» **Objective**
Look through the data below and say how many of its lines contain "希腊科学和语文的胜利", adding nothing else.
☆ ☆ ☆ ☆ ☆
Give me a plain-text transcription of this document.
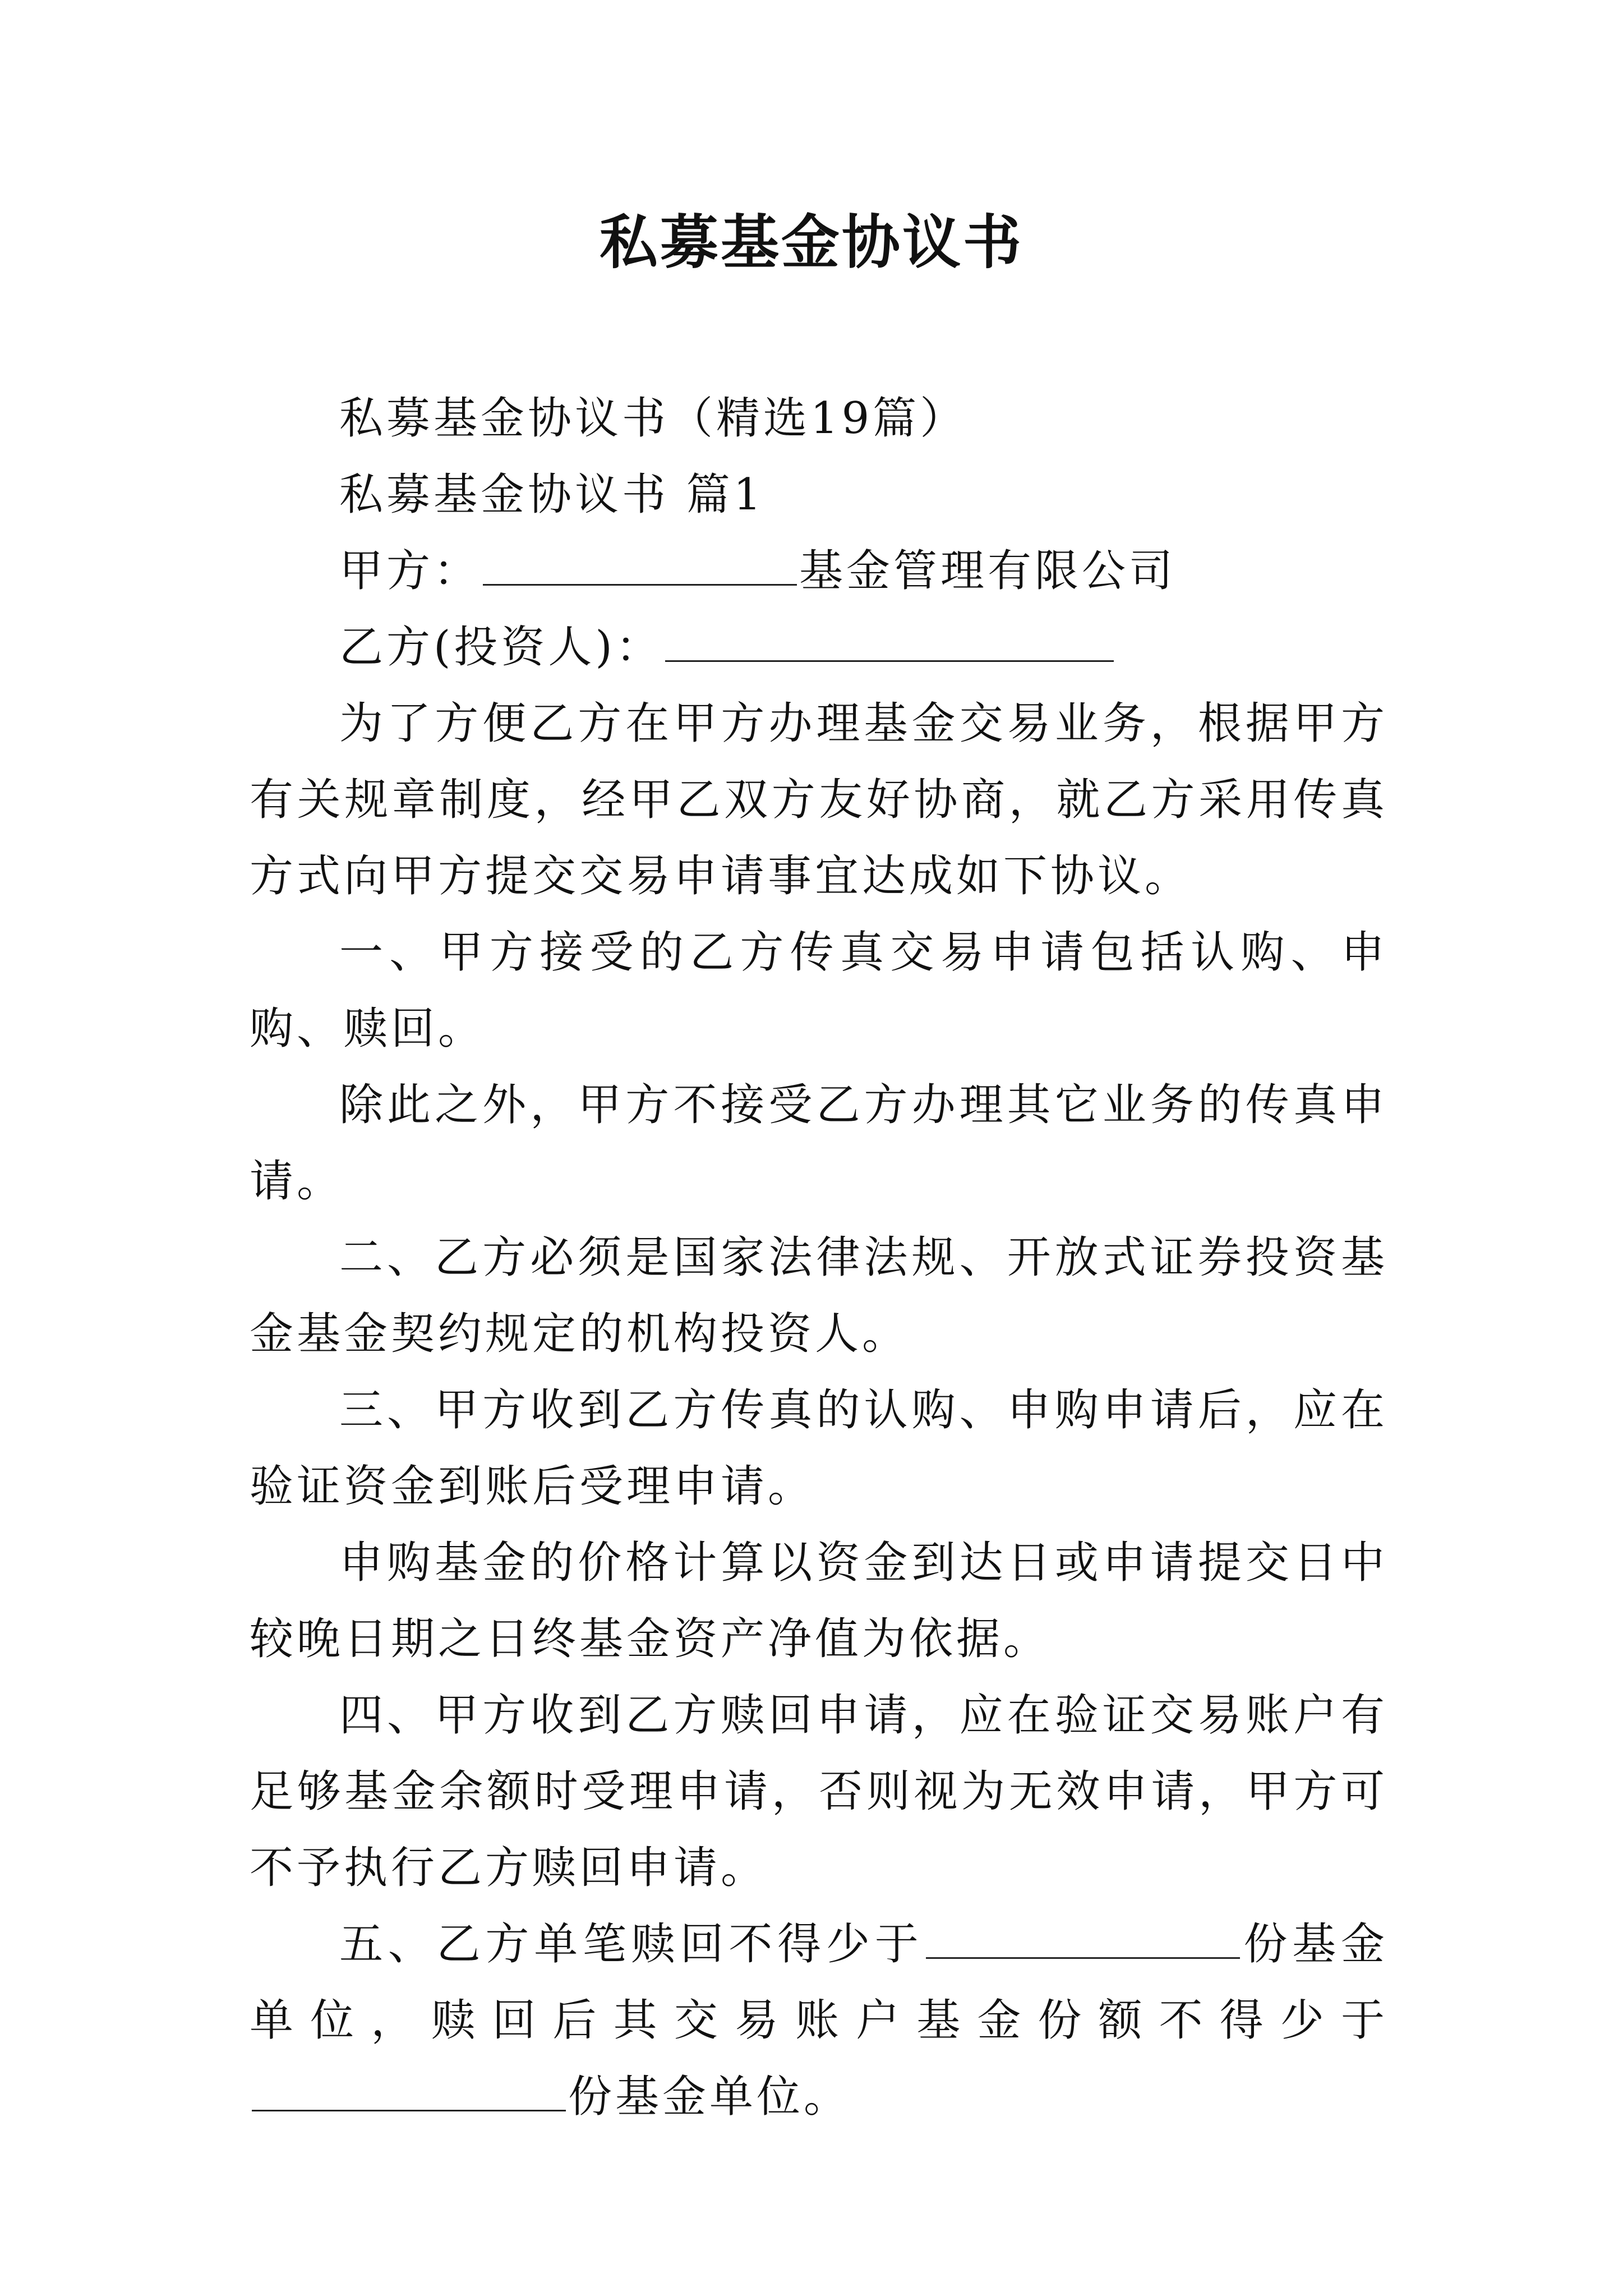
私募基金协议书

私募基金协议书（精选19篇）

私募基金协议书 篇1

甲方：	基金管理有限公司

乙方(投资人)：

为了方便乙方在甲方办理基金交易业务，根据甲方有关规章制度，经甲乙双方友好协商，就乙方采用传真方式向甲方提交交易申请事宜达成如下协议。

一、甲方接受的乙方传真交易申请包括认购、申购、赎回。

除此之外，甲方不接受乙方办理其它业务的传真申请。

二、乙方必须是国家法律法规、开放式证券投资基金基金契约规定的机构投资人。

三、甲方收到乙方传真的认购、申购申请后，应在验证资金到账后受理申请。

申购基金的价格计算以资金到达日或申请提交日中较晚日期之日终基金资产净值为依据。

四、甲方收到乙方赎回申请，应在验证交易账户有足够基金余额时受理申请，否则视为无效申请，甲方可不予执行乙方赎回申请。

五、乙方单笔赎回不得少于	份基金单位，赎回后其交易账户基金份额不得少于份基金单位。
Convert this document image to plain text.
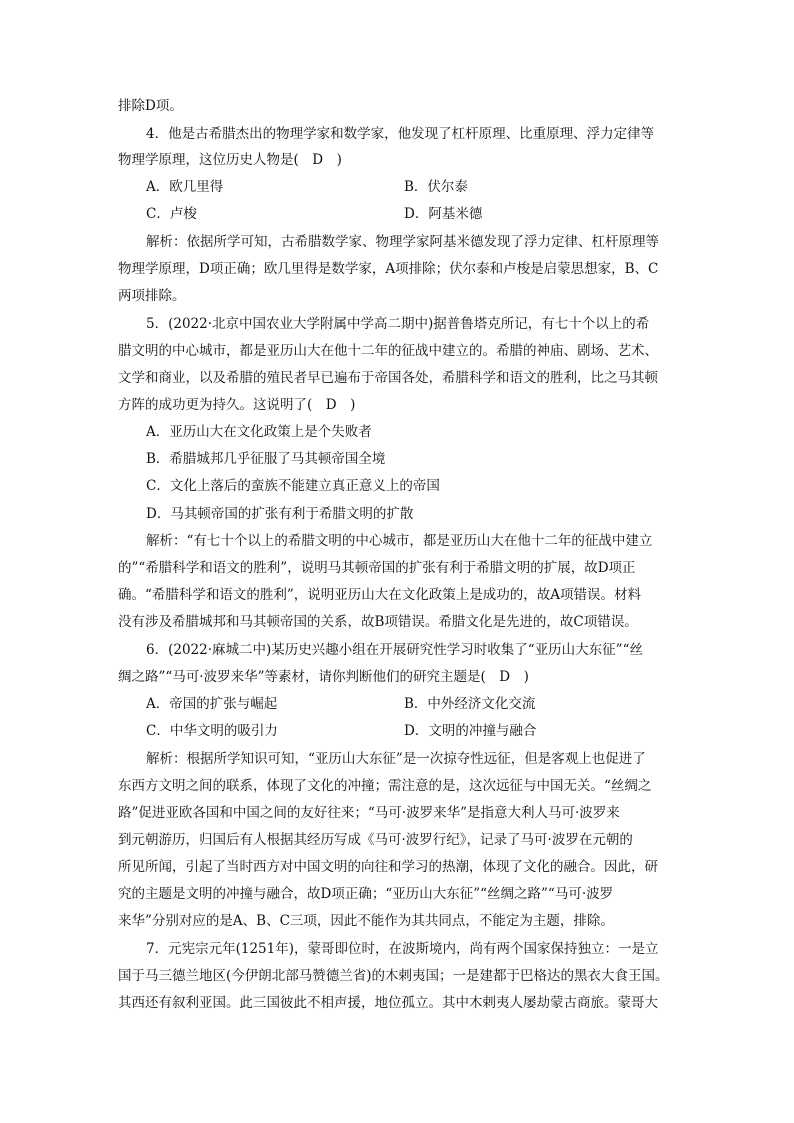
排除D项。
4．他是古希腊杰出的物理学家和数学家，他发现了杠杆原理、比重原理、浮力定律等
物理学原理，这位历史人物是(　D　)
A．欧几里得	B．伏尔泰
C．卢梭	D．阿基米德
解析：依据所学可知，古希腊数学家、物理学家阿基米德发现了浮力定律、杠杆原理等
物理学原理，D项正确；欧几里得是数学家，A项排除；伏尔泰和卢梭是启蒙思想家，B、C
两项排除。
5．(2022·北京中国农业大学附属中学高二期中)据普鲁塔克所记，有七十个以上的希
腊文明的中心城市，都是亚历山大在他十二年的征战中建立的。希腊的神庙、剧场、艺术、
文学和商业，以及希腊的殖民者早已遍布于帝国各处，希腊科学和语文的胜利，比之马其顿
方阵的成功更为持久。这说明了(　D　)
A．亚历山大在文化政策上是个失败者
B．希腊城邦几乎征服了马其顿帝国全境
C．文化上落后的蛮族不能建立真正意义上的帝国
D．马其顿帝国的扩张有利于希腊文明的扩散
解析：“有七十个以上的希腊文明的中心城市，都是亚历山大在他十二年的征战中建立
的”“希腊科学和语文的胜利”，说明马其顿帝国的扩张有利于希腊文明的扩展，故D项正
确。“希腊科学和语文的胜利”，说明亚历山大在文化政策上是成功的，故A项错误。材料
没有涉及希腊城邦和马其顿帝国的关系，故B项错误。希腊文化是先进的，故C项错误。
6．(2022·麻城二中)某历史兴趣小组在开展研究性学习时收集了“亚历山大东征”“丝
绸之路”“马可·波罗来华”等素材，请你判断他们的研究主题是(　D　)
A．帝国的扩张与崛起	B．中外经济文化交流
C．中华文明的吸引力	D．文明的冲撞与融合
解析：根据所学知识可知，“亚历山大东征”是一次掠夺性远征，但是客观上也促进了
东西方文明之间的联系，体现了文化的冲撞；需注意的是，这次远征与中国无关。“丝绸之
路”促进亚欧各国和中国之间的友好往来；“马可·波罗来华”是指意大利人马可·波罗来
到元朝游历，归国后有人根据其经历写成《马可·波罗行纪》，记录了马可·波罗在元朝的
所见所闻，引起了当时西方对中国文明的向往和学习的热潮，体现了文化的融合。因此，研
究的主题是文明的冲撞与融合，故D项正确；“亚历山大东征”“丝绸之路”“马可·波罗
来华”分别对应的是A、B、C三项，因此不能作为其共同点，不能定为主题，排除。
7．元宪宗元年(1251年)，蒙哥即位时，在波斯境内，尚有两个国家保持独立：一是立
国于马三德兰地区(今伊朗北部马赞德兰省)的木剌夷国；一是建都于巴格达的黑衣大食王国。
其西还有叙利亚国。此三国彼此不相声援，地位孤立。其中木剌夷人屡劫蒙古商旅。蒙哥大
☆ ☆ ☆ ☆ ☆
» **Full solution**
3